## BEGIN Material provided

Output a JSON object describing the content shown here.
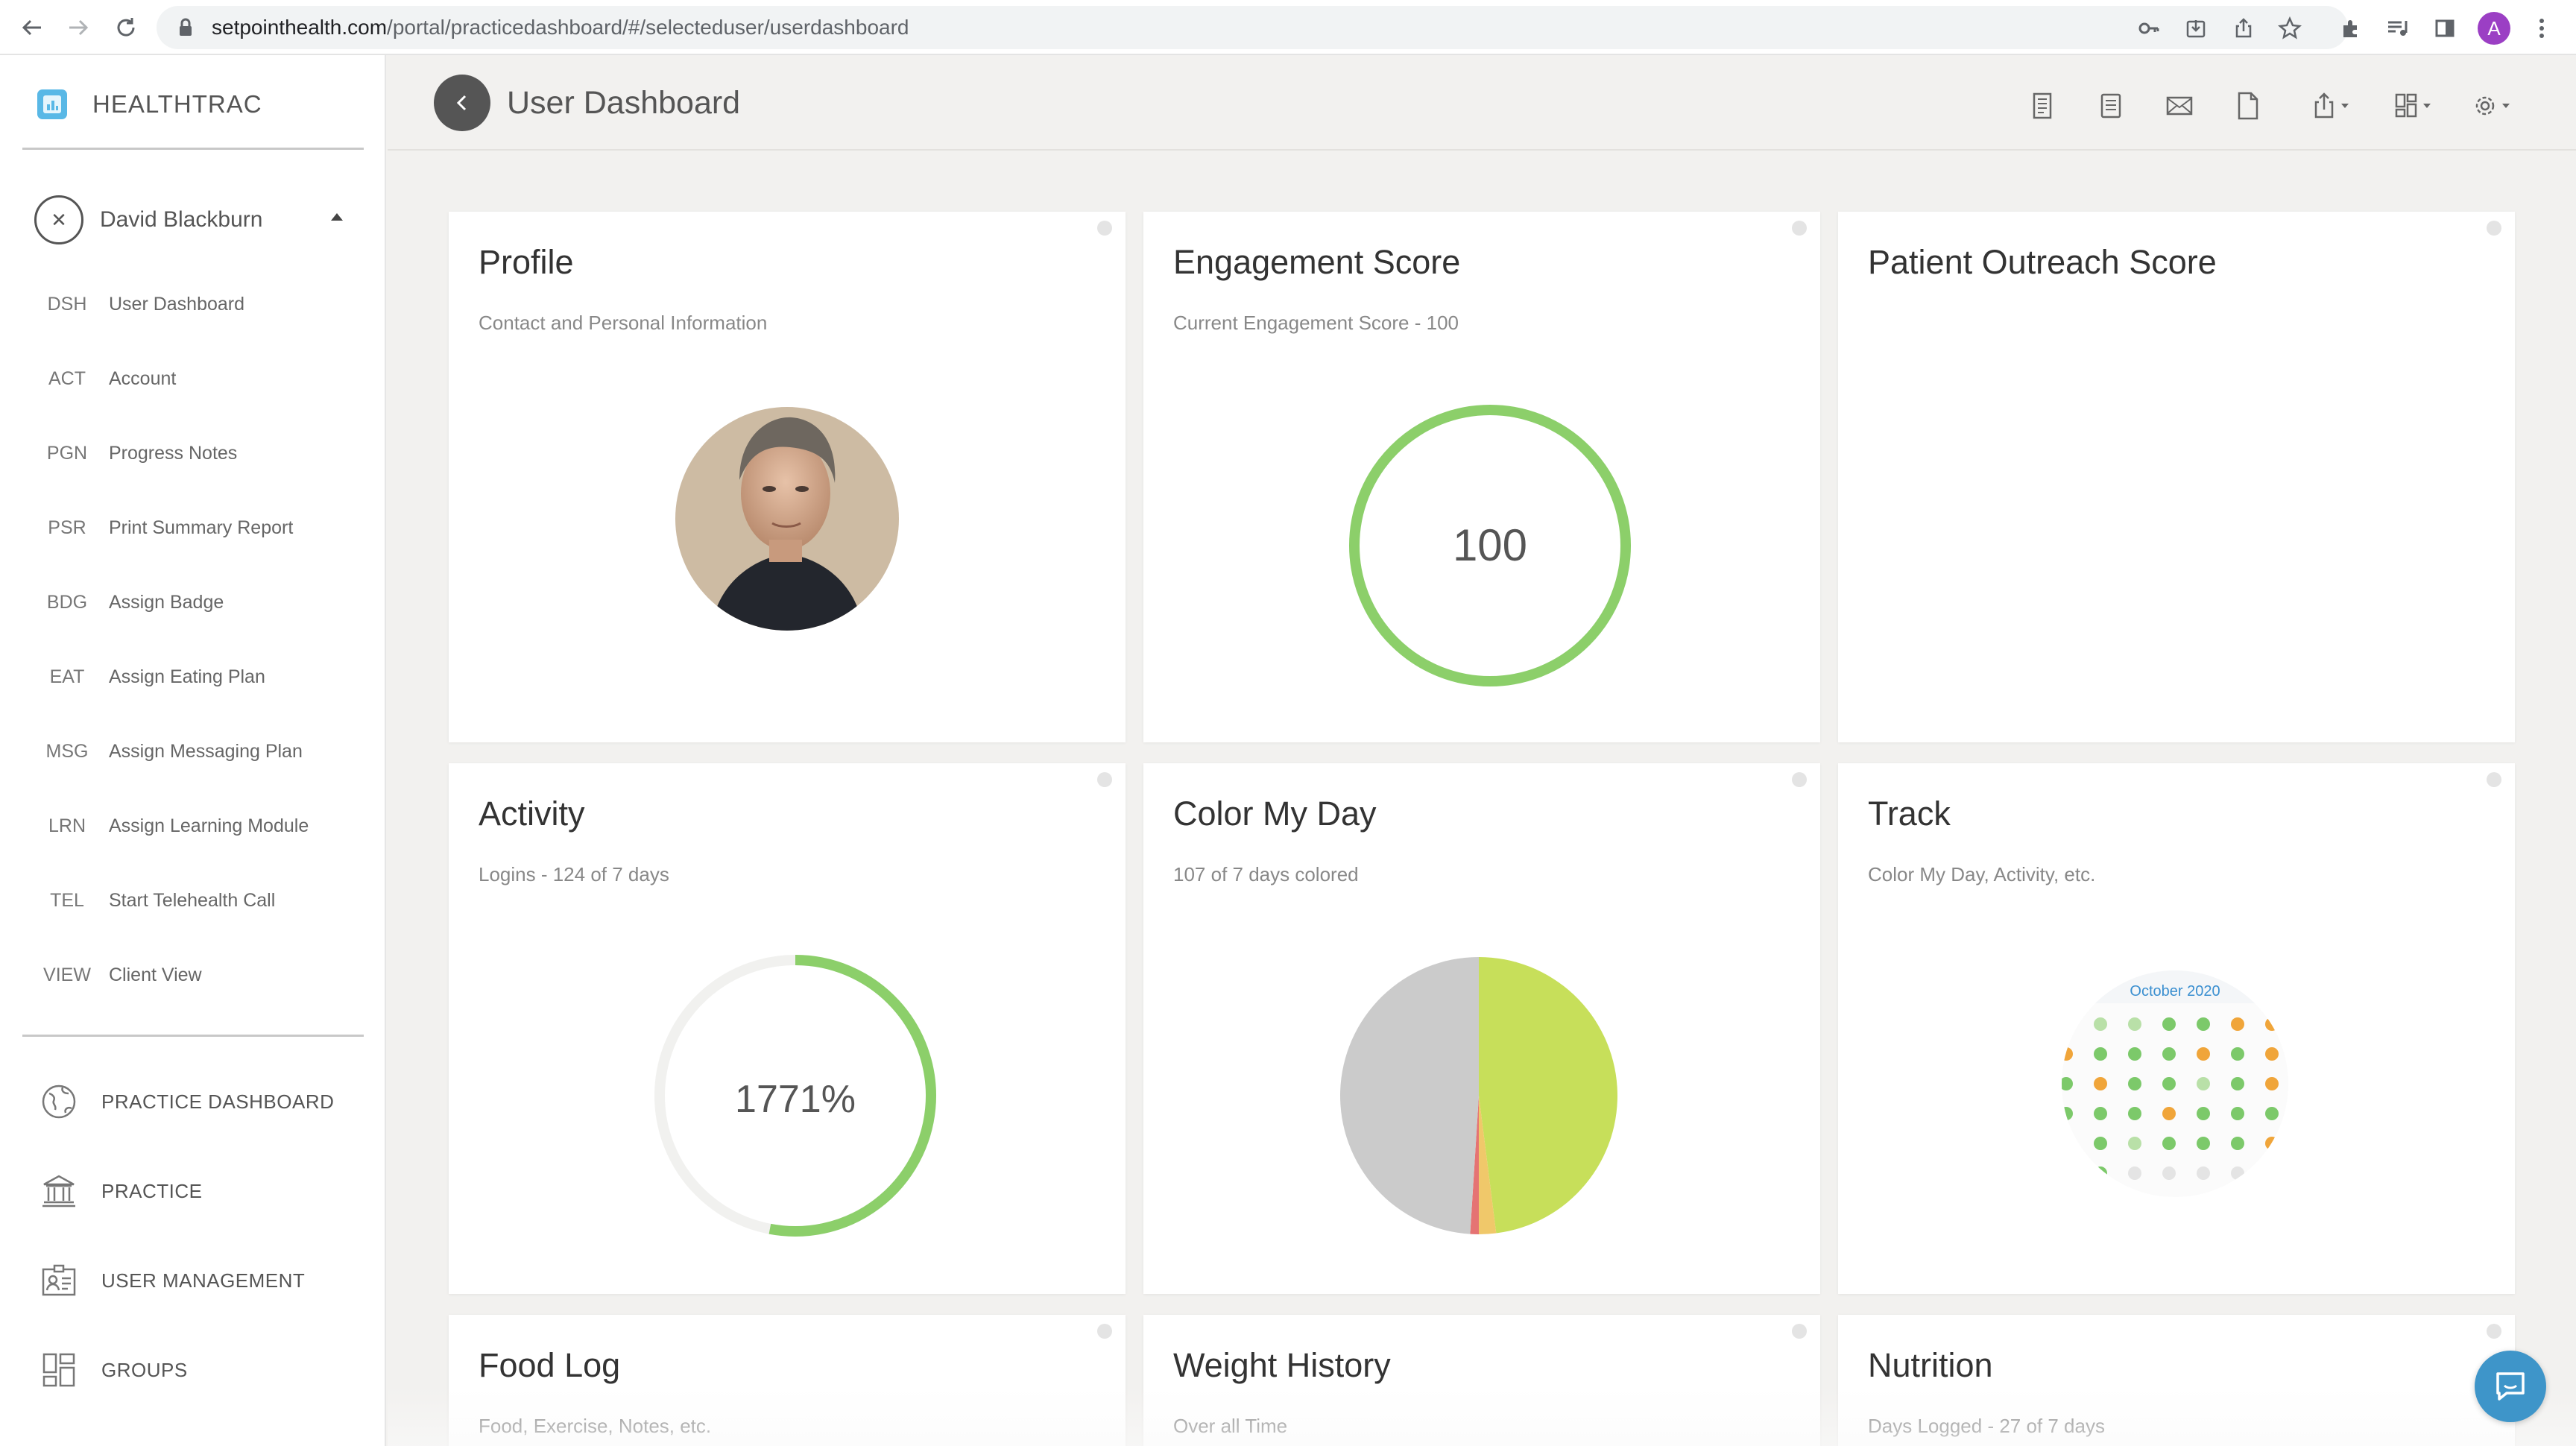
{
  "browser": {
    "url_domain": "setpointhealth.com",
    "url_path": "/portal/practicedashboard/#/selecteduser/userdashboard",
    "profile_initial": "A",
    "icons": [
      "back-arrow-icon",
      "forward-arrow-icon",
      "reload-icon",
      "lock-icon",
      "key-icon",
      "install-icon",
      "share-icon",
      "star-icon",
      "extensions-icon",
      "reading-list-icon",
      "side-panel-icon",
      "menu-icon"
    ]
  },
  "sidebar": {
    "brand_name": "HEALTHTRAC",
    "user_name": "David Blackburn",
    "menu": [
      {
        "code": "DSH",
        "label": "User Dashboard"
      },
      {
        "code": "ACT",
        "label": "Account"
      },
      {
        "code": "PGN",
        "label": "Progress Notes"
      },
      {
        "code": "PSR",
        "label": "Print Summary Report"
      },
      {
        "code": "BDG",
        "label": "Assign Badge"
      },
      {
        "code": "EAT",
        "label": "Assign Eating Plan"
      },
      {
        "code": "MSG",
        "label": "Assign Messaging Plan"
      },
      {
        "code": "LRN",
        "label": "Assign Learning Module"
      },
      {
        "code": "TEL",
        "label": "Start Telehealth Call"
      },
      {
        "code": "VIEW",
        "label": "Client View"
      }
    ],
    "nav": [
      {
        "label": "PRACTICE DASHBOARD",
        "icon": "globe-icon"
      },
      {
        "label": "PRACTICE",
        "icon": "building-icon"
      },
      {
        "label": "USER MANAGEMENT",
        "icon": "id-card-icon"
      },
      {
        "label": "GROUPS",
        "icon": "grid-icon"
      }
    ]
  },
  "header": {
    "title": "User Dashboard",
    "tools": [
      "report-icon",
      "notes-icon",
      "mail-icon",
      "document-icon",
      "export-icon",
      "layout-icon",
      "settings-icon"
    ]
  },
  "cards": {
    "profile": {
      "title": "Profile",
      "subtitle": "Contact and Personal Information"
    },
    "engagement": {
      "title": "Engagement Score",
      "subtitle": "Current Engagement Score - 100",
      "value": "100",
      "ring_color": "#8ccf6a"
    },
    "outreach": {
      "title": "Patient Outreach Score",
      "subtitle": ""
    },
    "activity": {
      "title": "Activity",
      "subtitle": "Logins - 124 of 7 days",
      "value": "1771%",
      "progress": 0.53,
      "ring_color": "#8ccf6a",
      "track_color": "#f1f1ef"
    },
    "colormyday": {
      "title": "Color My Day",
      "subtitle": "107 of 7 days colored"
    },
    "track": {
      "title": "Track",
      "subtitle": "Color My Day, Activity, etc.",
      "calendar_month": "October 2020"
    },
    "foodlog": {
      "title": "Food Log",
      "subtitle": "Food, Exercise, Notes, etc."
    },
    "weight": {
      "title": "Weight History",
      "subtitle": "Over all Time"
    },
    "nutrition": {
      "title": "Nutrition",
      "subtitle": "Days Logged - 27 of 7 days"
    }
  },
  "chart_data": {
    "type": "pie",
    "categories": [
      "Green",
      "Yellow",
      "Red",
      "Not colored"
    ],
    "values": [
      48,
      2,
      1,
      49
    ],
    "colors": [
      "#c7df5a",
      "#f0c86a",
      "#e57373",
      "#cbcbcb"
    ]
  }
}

## END Material provided
## BEGIN Material provided

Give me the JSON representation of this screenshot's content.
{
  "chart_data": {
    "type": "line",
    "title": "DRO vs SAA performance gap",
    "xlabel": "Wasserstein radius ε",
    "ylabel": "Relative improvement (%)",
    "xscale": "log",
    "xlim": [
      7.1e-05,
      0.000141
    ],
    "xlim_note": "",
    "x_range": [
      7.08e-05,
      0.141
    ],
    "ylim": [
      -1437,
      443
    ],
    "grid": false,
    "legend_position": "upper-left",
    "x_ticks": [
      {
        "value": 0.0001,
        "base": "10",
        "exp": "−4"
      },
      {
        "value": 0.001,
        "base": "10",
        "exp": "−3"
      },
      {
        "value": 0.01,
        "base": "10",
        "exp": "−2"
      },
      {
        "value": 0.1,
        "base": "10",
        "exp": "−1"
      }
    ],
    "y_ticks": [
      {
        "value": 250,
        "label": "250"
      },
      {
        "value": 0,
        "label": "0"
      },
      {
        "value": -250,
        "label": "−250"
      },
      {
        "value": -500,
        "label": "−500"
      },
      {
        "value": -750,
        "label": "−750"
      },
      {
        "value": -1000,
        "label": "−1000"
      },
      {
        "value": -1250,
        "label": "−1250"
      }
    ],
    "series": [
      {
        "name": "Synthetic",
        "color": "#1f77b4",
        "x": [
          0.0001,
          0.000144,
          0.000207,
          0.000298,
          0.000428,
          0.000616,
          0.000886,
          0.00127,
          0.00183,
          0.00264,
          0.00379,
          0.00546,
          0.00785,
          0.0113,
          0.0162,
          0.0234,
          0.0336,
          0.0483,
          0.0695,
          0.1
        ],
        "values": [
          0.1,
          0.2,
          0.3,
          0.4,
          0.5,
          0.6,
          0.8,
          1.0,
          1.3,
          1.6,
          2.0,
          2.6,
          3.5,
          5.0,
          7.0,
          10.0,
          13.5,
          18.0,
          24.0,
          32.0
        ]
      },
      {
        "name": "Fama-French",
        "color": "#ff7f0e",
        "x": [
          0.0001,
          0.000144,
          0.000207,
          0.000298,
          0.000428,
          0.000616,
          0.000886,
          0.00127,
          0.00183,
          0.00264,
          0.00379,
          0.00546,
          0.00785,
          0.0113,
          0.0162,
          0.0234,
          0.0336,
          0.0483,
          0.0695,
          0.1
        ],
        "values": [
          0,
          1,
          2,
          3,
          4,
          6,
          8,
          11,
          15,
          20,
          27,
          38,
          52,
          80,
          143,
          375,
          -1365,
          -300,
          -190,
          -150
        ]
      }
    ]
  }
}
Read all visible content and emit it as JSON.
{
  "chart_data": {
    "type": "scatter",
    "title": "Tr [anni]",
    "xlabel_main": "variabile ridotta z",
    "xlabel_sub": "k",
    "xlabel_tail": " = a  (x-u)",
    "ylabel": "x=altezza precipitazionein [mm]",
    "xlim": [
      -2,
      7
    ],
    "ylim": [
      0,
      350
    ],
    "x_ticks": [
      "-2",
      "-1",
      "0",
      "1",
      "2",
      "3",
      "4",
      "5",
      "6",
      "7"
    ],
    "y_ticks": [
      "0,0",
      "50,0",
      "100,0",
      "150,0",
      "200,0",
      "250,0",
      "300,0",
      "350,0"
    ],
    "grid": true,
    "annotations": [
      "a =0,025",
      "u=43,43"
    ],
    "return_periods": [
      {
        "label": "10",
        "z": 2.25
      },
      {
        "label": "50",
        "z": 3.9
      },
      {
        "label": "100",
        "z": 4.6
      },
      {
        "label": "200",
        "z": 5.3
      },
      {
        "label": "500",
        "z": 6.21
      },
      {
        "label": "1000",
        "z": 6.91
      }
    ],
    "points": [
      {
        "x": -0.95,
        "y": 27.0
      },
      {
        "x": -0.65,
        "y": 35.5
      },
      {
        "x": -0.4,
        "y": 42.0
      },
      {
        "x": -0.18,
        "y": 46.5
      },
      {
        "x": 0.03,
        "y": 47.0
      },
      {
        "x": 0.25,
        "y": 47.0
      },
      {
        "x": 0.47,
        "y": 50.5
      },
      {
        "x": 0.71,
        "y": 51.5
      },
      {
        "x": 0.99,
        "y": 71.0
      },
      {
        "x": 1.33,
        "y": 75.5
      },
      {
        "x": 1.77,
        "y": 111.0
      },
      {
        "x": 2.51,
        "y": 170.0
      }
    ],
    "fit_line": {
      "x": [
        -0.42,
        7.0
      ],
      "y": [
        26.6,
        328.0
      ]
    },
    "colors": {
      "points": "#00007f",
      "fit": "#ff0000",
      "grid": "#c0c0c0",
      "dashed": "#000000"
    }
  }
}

## END Material provided

Exercise goal =>
In the records above, locate each line with the word "JSON". Copy all such lines.

Answer to this exercise =>
Output a JSON object describing the content shown here.
Give me the JSON representation of this screenshot's content.
Read all visible content and emit it as JSON.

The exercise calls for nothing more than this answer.